__Dataset entries on figures__:
***
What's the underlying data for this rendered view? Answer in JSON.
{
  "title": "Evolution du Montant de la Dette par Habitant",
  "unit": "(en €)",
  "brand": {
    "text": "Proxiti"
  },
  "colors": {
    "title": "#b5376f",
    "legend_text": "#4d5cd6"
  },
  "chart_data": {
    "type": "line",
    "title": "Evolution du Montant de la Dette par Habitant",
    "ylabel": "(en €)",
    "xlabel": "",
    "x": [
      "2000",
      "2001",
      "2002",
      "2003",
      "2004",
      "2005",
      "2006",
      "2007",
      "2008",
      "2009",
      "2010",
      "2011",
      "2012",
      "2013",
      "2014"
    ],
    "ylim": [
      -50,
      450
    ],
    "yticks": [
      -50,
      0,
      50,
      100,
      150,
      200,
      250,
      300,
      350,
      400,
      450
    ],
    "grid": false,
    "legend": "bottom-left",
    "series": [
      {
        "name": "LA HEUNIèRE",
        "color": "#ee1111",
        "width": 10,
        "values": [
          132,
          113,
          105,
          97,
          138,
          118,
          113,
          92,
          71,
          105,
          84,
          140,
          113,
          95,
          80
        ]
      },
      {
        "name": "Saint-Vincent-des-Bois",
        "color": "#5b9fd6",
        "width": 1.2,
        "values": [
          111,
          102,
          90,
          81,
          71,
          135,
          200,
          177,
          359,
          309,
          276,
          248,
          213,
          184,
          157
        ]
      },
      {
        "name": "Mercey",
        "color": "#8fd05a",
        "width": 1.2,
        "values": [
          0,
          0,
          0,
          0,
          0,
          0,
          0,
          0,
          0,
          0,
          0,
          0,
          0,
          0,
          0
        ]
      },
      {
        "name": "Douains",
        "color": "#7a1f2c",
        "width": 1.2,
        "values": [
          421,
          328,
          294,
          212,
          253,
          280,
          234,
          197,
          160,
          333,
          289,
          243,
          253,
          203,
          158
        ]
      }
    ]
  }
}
***
The records above must be output exactly, in full.

__Complete output__:
What's the underlying data for this rendered view? Answer in JSON.
{
  "title": "Evolution du Montant de la Dette par Habitant",
  "unit": "(en €)",
  "brand": {
    "text": "Proxiti"
  },
  "colors": {
    "title": "#b5376f",
    "legend_text": "#4d5cd6"
  },
  "chart_data": {
    "type": "line",
    "title": "Evolution du Montant de la Dette par Habitant",
    "ylabel": "(en €)",
    "xlabel": "",
    "x": [
      "2000",
      "2001",
      "2002",
      "2003",
      "2004",
      "2005",
      "2006",
      "2007",
      "2008",
      "2009",
      "2010",
      "2011",
      "2012",
      "2013",
      "2014"
    ],
    "ylim": [
      -50,
      450
    ],
    "yticks": [
      -50,
      0,
      50,
      100,
      150,
      200,
      250,
      300,
      350,
      400,
      450
    ],
    "grid": false,
    "legend": "bottom-left",
    "series": [
      {
        "name": "LA HEUNIèRE",
        "color": "#ee1111",
        "width": 10,
        "values": [
          132,
          113,
          105,
          97,
          138,
          118,
          113,
          92,
          71,
          105,
          84,
          140,
          113,
          95,
          80
        ]
      },
      {
        "name": "Saint-Vincent-des-Bois",
        "color": "#5b9fd6",
        "width": 1.2,
        "values": [
          111,
          102,
          90,
          81,
          71,
          135,
          200,
          177,
          359,
          309,
          276,
          248,
          213,
          184,
          157
        ]
      },
      {
        "name": "Mercey",
        "color": "#8fd05a",
        "width": 1.2,
        "values": [
          0,
          0,
          0,
          0,
          0,
          0,
          0,
          0,
          0,
          0,
          0,
          0,
          0,
          0,
          0
        ]
      },
      {
        "name": "Douains",
        "color": "#7a1f2c",
        "width": 1.2,
        "values": [
          421,
          328,
          294,
          212,
          253,
          280,
          234,
          197,
          160,
          333,
          289,
          243,
          253,
          203,
          158
        ]
      }
    ]
  }
}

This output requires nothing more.